Reproduce, without alteration, every line of the records from the line containing "Where is each" down to the line containing "- card-history[interactable]: ΙΣΤΟΡΙΚΟ: [1061, 868, 1602, 966]", including both of those lines.
### Exercise material
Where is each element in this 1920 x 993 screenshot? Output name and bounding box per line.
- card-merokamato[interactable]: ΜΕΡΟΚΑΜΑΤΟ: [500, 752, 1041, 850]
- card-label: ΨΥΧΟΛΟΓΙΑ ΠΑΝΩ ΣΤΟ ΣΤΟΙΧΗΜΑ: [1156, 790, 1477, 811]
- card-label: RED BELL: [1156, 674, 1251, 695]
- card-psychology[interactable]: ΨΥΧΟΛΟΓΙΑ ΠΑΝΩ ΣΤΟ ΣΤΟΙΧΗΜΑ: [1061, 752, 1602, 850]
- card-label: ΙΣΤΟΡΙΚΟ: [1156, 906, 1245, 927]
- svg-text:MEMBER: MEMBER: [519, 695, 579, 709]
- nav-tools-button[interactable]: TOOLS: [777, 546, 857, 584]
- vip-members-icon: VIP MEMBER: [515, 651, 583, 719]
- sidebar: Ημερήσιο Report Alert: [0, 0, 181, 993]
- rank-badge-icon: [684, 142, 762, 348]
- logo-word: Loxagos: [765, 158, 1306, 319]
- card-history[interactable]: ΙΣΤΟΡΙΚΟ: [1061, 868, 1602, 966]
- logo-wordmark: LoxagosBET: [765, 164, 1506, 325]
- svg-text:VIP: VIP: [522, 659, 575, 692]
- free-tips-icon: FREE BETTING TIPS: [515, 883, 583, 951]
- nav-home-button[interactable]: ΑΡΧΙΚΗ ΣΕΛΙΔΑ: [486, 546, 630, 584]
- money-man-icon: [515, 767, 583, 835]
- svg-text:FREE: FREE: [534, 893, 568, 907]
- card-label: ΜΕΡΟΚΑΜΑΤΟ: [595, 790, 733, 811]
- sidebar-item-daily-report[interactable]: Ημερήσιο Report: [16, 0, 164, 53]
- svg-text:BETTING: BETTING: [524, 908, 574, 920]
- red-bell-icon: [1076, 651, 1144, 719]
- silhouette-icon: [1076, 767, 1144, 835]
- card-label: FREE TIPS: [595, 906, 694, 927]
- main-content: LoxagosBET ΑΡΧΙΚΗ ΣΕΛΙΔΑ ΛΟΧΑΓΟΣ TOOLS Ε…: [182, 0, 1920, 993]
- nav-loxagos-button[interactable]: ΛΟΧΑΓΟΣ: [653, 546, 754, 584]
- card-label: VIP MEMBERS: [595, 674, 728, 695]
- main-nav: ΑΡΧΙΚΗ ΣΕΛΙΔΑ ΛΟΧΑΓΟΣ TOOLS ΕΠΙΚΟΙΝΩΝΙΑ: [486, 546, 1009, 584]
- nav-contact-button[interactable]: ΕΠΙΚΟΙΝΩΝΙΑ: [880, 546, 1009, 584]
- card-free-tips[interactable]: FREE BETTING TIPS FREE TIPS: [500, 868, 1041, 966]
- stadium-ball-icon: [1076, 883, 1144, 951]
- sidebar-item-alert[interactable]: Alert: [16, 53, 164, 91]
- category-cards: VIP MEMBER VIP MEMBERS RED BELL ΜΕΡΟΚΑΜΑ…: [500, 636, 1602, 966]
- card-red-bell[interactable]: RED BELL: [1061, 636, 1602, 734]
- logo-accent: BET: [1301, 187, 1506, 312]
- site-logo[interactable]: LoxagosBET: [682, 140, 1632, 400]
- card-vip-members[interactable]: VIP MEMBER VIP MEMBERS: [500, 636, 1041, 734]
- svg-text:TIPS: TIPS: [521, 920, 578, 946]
######
### Exercise material
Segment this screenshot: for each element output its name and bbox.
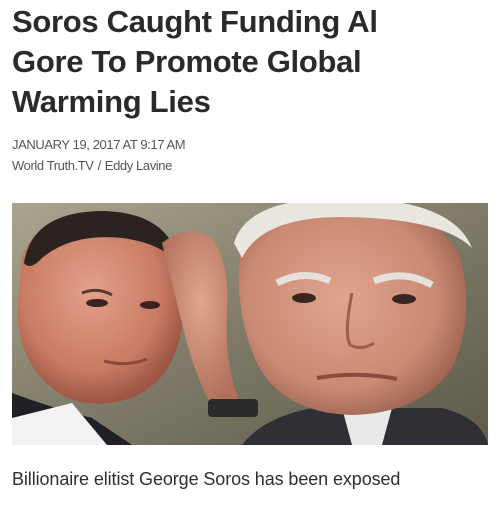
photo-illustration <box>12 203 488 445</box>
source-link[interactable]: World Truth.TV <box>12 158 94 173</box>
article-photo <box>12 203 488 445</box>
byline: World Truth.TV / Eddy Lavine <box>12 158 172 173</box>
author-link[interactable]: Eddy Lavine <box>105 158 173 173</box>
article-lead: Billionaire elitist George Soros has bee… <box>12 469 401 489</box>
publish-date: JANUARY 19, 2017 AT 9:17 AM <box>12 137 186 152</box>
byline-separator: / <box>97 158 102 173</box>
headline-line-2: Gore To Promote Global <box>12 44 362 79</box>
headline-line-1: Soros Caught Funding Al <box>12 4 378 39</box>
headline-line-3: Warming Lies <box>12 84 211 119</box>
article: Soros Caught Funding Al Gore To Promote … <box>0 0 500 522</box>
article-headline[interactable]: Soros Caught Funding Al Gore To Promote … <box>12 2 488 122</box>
######
### Exercise material
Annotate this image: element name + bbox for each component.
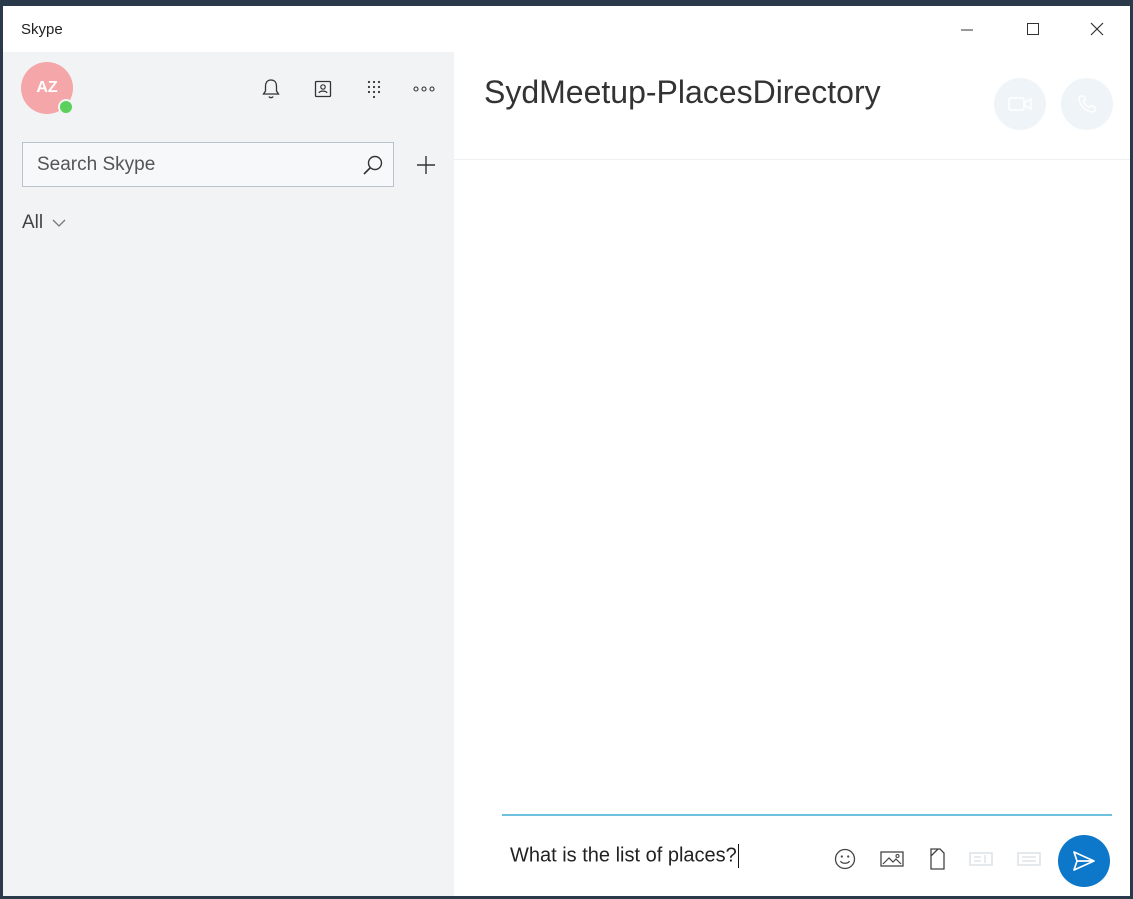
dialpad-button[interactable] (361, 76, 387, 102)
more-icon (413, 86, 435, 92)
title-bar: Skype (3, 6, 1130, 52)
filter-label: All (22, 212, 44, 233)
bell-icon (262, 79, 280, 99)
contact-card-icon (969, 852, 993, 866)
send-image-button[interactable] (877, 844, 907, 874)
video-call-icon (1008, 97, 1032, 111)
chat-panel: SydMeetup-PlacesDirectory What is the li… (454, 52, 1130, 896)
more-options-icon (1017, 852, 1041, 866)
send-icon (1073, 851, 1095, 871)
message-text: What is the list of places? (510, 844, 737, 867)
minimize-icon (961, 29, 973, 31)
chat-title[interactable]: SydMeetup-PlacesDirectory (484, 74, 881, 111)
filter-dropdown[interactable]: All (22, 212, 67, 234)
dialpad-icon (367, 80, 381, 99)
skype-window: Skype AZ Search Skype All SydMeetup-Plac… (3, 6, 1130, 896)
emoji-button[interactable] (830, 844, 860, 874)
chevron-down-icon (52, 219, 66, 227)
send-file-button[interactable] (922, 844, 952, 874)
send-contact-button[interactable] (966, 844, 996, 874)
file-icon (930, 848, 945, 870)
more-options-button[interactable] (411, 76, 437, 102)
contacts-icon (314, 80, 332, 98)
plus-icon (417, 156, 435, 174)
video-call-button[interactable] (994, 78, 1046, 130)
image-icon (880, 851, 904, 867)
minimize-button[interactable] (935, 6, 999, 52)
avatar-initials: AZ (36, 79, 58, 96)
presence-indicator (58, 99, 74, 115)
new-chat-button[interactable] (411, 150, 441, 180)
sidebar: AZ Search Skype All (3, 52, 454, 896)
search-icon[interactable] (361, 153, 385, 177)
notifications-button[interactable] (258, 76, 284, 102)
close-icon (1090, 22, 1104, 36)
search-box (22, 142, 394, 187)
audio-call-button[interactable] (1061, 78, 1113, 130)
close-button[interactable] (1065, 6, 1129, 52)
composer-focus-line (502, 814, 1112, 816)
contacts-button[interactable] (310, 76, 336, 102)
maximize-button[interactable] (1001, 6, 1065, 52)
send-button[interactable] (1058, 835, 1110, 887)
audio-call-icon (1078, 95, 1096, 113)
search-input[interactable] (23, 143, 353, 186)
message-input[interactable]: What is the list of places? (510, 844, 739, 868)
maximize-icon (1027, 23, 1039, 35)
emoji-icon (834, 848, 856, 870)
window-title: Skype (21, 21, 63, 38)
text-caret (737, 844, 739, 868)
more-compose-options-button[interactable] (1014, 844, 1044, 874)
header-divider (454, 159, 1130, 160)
######
> _Solution to this task_
Where is each element in this 1920 x 993 screenshot? Output name and bounding box per line.
- card-merokamato[interactable]: ΜΕΡΟΚΑΜΑΤΟ: [500, 752, 1041, 850]
- card-label: ΨΥΧΟΛΟΓΙΑ ΠΑΝΩ ΣΤΟ ΣΤΟΙΧΗΜΑ: [1156, 790, 1477, 811]
- card-label: RED BELL: [1156, 674, 1251, 695]
- card-psychology[interactable]: ΨΥΧΟΛΟΓΙΑ ΠΑΝΩ ΣΤΟ ΣΤΟΙΧΗΜΑ: [1061, 752, 1602, 850]
- card-label: ΙΣΤΟΡΙΚΟ: [1156, 906, 1245, 927]
- svg-text:MEMBER: MEMBER: [519, 695, 579, 709]
- nav-tools-button[interactable]: TOOLS: [777, 546, 857, 584]
- vip-members-icon: VIP MEMBER: [515, 651, 583, 719]
- sidebar: Ημερήσιο Report Alert: [0, 0, 181, 993]
- rank-badge-icon: [684, 142, 762, 348]
- logo-word: Loxagos: [765, 158, 1306, 319]
- card-history[interactable]: ΙΣΤΟΡΙΚΟ: [1061, 868, 1602, 966]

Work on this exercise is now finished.